Goal of the exercise - From the listing below, pick out each line with the word "grid".
BEGIN Supplied material
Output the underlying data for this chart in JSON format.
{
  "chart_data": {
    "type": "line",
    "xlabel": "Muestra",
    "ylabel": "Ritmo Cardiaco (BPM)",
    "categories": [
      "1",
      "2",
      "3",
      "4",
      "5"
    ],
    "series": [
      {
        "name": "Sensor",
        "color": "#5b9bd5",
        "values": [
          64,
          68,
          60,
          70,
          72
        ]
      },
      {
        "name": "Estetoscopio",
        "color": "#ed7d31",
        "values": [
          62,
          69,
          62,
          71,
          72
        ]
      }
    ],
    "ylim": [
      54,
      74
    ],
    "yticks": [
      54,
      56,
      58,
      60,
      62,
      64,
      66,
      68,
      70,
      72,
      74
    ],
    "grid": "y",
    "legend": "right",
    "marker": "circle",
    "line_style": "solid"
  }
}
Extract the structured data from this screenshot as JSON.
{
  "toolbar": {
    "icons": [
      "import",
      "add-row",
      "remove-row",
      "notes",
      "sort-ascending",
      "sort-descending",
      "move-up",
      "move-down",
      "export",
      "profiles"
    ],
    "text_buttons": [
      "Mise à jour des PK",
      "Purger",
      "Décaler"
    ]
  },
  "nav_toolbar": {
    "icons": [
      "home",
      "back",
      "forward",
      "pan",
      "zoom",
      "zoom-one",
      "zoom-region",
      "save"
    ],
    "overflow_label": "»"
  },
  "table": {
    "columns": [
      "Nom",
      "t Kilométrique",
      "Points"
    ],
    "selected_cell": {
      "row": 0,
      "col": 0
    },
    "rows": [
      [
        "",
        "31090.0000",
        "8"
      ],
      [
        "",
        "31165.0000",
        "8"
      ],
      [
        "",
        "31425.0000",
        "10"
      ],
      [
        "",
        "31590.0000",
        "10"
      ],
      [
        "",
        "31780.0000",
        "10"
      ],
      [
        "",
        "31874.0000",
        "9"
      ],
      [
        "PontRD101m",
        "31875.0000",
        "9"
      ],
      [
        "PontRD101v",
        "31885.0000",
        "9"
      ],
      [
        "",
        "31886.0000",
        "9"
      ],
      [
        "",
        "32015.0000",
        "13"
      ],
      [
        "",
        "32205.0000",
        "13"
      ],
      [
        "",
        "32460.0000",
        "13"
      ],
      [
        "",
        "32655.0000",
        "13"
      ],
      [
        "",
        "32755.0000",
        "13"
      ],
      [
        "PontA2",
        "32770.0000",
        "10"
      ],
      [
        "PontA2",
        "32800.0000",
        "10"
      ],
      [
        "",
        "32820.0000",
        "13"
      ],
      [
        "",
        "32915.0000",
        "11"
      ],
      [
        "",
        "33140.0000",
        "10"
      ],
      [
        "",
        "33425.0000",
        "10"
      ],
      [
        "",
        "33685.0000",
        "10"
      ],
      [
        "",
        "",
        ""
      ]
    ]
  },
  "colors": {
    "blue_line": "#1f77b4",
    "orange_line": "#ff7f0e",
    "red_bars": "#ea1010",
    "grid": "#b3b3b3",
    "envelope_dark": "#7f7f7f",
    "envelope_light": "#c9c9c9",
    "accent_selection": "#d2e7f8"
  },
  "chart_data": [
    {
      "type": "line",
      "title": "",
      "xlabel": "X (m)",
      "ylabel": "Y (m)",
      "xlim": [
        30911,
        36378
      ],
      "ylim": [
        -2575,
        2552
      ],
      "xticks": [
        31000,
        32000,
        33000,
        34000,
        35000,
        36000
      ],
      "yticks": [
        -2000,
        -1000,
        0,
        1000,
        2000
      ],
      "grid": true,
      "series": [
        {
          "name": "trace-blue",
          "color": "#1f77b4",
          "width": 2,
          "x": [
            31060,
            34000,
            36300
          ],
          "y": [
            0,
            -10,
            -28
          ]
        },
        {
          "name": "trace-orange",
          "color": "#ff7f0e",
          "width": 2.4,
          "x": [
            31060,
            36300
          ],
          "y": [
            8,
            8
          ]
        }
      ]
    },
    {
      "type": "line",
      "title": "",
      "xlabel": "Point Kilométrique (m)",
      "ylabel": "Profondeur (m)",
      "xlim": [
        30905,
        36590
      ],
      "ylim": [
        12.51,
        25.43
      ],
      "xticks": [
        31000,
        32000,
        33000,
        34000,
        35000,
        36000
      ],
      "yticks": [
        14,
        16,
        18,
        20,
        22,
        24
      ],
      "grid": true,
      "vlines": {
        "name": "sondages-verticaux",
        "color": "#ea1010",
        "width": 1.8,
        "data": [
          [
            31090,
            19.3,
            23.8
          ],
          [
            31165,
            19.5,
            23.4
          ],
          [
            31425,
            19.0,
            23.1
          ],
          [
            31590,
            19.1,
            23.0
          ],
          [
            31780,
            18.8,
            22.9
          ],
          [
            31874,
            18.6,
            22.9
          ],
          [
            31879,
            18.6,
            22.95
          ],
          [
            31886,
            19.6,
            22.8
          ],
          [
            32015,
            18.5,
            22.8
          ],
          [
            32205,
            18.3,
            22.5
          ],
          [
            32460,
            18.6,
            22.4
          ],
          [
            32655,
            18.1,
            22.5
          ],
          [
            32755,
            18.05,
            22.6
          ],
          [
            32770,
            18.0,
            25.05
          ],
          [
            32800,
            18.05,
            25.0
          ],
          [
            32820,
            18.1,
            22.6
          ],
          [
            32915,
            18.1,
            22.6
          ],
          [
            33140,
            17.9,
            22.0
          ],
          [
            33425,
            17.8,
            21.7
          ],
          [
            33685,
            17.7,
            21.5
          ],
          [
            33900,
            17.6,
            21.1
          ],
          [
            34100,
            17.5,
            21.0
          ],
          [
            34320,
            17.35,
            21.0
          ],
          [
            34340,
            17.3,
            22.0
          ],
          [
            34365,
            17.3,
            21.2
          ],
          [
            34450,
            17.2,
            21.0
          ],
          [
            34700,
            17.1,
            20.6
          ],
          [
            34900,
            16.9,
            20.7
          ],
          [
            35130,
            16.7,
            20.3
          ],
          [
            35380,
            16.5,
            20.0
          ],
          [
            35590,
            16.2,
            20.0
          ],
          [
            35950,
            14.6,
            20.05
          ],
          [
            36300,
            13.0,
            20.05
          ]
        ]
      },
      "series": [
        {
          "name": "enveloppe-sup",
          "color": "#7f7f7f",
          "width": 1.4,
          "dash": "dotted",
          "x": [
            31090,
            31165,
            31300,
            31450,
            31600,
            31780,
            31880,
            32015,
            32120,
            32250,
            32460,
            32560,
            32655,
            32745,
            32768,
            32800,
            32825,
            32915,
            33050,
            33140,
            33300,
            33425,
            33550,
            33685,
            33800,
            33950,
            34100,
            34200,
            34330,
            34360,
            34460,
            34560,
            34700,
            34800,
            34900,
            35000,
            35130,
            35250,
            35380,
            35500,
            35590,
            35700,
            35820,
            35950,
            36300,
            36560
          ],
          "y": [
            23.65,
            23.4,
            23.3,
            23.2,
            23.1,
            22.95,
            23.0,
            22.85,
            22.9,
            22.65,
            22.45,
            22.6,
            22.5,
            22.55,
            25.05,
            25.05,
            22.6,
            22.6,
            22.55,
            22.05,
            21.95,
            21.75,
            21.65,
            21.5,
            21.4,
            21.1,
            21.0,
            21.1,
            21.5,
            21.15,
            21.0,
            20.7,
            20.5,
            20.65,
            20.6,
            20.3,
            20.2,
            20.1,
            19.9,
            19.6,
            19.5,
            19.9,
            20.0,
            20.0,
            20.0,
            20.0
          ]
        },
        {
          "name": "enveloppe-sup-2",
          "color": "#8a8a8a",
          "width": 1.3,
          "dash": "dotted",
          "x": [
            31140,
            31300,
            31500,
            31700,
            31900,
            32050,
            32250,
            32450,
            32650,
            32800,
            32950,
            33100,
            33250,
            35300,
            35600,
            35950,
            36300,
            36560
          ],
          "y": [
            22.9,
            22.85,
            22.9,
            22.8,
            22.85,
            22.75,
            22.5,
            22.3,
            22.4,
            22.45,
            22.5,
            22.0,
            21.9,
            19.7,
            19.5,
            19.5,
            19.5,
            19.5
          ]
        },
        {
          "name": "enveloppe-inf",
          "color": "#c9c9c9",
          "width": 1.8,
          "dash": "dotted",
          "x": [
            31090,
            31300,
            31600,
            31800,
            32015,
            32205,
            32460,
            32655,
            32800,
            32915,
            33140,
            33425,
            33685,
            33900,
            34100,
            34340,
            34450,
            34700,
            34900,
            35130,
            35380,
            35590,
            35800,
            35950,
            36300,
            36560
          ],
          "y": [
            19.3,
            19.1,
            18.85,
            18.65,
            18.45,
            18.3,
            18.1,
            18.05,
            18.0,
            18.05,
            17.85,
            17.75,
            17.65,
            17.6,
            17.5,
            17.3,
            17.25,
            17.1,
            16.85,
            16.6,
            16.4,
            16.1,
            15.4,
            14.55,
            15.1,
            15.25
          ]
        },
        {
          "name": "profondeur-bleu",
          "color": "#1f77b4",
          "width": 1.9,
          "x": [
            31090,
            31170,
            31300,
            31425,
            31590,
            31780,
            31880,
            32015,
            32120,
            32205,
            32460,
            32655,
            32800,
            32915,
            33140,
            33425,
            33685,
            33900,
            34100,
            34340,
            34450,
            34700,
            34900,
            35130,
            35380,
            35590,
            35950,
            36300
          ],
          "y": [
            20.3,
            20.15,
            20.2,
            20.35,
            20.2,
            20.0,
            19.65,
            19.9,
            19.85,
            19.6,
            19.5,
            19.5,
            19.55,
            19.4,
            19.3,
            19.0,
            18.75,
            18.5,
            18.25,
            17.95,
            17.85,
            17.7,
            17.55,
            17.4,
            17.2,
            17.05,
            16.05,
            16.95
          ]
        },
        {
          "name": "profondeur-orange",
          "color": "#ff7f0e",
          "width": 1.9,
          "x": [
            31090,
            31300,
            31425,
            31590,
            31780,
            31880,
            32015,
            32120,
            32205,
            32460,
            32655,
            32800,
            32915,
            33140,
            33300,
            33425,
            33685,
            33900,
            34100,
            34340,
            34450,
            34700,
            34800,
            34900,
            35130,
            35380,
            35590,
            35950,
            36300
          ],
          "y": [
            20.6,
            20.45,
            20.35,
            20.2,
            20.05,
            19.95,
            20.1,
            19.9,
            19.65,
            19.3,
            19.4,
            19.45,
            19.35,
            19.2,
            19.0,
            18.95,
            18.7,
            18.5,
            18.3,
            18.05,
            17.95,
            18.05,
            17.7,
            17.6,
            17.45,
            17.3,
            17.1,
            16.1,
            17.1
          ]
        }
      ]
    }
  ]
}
END Supplied material
Complete response -
    "grid": "y",
    "grid": "#b3b3b3",
      "grid": true,
      "grid": true,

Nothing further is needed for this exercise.